◆ What you have to do ◆
Transcribe the lines below word for word, covering the stretch from the first line through the line that contains "establish-date: 2016-06-12 xyxy=(743,378,844,450)", both ends included.

========

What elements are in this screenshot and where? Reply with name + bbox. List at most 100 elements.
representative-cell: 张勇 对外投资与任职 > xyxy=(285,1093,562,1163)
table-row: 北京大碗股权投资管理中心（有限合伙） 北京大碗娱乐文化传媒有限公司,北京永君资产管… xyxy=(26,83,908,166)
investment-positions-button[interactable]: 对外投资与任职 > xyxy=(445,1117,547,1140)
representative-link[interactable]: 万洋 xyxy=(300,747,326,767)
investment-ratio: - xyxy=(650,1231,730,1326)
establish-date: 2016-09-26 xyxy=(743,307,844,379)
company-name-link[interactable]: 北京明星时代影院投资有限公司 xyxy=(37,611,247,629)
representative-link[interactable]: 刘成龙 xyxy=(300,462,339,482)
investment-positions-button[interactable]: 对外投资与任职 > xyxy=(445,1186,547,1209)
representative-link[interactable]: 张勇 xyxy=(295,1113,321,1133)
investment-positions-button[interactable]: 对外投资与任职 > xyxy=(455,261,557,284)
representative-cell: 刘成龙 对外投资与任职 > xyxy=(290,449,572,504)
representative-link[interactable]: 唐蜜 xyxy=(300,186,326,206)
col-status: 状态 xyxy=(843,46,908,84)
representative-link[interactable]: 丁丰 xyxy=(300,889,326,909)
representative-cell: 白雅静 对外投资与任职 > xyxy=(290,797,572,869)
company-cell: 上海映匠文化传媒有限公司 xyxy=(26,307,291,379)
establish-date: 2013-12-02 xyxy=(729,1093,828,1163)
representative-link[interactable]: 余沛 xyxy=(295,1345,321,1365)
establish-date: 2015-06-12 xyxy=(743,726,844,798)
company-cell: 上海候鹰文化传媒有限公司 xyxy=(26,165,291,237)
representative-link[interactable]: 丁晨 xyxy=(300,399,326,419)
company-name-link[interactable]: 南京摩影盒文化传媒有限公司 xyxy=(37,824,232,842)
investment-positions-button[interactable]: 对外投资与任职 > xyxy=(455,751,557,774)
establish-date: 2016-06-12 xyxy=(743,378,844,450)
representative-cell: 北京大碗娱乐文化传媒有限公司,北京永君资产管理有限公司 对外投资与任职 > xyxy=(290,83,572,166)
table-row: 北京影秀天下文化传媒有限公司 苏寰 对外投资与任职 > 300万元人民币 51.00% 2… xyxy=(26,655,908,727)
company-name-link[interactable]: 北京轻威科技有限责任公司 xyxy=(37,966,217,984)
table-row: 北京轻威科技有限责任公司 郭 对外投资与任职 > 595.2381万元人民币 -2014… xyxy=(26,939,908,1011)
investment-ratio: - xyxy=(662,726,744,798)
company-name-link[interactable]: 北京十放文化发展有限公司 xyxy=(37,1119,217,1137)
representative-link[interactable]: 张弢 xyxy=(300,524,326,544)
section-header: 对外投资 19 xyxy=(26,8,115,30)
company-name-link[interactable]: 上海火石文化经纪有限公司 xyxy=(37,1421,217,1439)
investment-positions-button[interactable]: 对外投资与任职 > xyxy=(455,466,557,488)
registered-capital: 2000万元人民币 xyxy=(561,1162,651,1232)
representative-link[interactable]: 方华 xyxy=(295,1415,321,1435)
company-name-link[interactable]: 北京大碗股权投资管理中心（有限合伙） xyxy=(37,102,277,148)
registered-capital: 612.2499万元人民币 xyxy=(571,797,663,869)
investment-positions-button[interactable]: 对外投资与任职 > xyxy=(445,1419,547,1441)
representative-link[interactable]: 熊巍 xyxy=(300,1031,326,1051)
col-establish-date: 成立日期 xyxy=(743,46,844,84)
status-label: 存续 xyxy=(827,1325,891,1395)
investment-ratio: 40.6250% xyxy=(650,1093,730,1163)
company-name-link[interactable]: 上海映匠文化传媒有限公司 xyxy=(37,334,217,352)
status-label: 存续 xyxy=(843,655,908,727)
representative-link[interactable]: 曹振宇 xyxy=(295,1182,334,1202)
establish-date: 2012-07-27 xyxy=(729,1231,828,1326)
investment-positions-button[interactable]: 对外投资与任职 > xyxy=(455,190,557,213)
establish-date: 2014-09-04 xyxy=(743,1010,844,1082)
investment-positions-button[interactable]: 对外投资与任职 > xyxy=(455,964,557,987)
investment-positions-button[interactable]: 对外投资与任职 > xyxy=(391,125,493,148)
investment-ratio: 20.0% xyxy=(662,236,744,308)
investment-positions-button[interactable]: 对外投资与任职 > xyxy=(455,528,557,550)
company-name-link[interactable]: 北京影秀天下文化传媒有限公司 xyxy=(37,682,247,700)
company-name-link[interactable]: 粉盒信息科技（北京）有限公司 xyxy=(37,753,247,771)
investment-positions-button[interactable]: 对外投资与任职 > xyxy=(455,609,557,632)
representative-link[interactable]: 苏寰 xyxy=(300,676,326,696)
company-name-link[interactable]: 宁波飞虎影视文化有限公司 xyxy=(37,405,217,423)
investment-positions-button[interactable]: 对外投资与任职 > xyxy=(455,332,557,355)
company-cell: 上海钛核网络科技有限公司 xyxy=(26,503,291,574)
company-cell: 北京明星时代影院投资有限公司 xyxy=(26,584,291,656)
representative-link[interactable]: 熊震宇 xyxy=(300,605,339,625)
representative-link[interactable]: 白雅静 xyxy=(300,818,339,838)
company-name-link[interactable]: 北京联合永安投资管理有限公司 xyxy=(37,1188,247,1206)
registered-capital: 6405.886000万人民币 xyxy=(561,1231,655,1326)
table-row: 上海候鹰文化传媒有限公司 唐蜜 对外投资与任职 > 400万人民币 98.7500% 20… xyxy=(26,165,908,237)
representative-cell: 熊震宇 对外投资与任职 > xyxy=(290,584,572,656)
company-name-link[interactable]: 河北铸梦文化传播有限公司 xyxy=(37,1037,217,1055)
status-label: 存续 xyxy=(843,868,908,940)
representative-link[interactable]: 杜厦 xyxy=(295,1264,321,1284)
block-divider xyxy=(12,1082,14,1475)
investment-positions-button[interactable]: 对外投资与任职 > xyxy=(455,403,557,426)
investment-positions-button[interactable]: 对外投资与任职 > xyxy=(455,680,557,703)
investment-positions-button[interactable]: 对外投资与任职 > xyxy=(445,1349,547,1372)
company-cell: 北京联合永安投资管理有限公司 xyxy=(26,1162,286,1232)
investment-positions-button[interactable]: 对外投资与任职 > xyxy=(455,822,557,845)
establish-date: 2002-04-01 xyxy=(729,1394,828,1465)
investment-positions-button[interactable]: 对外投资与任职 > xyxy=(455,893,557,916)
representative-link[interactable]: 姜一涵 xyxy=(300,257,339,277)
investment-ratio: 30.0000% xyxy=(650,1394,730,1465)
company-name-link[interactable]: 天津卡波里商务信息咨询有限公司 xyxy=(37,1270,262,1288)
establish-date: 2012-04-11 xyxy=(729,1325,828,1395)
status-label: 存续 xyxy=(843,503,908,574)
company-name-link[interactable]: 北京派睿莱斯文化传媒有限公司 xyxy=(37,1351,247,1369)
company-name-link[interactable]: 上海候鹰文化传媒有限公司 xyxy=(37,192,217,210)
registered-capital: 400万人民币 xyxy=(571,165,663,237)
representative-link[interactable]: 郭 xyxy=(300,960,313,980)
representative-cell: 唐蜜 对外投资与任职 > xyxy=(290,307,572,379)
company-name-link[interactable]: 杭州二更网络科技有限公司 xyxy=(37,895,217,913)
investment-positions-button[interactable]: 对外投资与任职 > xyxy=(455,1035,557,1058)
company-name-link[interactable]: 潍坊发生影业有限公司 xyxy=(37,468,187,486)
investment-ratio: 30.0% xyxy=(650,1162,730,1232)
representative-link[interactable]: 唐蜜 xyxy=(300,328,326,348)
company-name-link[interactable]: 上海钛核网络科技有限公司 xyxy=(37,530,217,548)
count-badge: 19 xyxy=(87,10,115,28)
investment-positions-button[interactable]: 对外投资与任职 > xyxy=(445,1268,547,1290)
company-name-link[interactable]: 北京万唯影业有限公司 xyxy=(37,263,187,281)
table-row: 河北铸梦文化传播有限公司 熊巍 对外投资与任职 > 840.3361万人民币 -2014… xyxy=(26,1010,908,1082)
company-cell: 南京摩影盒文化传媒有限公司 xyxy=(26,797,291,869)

========

◆ Problem solution ◆
What elements are in this screenshot and where? Reply with name + bbox. List at most 100 elements.
representative-cell: 张勇 对外投资与任职 > xyxy=(285,1093,562,1163)
table-row: 北京大碗股权投资管理中心（有限合伙） 北京大碗娱乐文化传媒有限公司,北京永君资产管… xyxy=(26,83,908,166)
investment-positions-button[interactable]: 对外投资与任职 > xyxy=(445,1117,547,1140)
representative-link[interactable]: 万洋 xyxy=(300,747,326,767)
investment-ratio: - xyxy=(650,1231,730,1326)
establish-date: 2016-09-26 xyxy=(743,307,844,379)
company-name-link[interactable]: 北京明星时代影院投资有限公司 xyxy=(37,611,247,629)
representative-link[interactable]: 刘成龙 xyxy=(300,462,339,482)
investment-positions-button[interactable]: 对外投资与任职 > xyxy=(445,1186,547,1209)
representative-link[interactable]: 张勇 xyxy=(295,1113,321,1133)
investment-positions-button[interactable]: 对外投资与任职 > xyxy=(455,261,557,284)
representative-cell: 刘成龙 对外投资与任职 > xyxy=(290,449,572,504)
representative-link[interactable]: 唐蜜 xyxy=(300,186,326,206)
col-status: 状态 xyxy=(843,46,908,84)
representative-link[interactable]: 丁丰 xyxy=(300,889,326,909)
representative-cell: 白雅静 对外投资与任职 > xyxy=(290,797,572,869)
company-cell: 上海映匠文化传媒有限公司 xyxy=(26,307,291,379)
establish-date: 2013-12-02 xyxy=(729,1093,828,1163)
representative-link[interactable]: 余沛 xyxy=(295,1345,321,1365)
establish-date: 2015-06-12 xyxy=(743,726,844,798)
company-cell: 上海候鹰文化传媒有限公司 xyxy=(26,165,291,237)
representative-link[interactable]: 丁晨 xyxy=(300,399,326,419)
company-name-link[interactable]: 南京摩影盒文化传媒有限公司 xyxy=(37,824,232,842)
investment-positions-button[interactable]: 对外投资与任职 > xyxy=(455,751,557,774)
establish-date: 2016-06-12 xyxy=(743,378,844,450)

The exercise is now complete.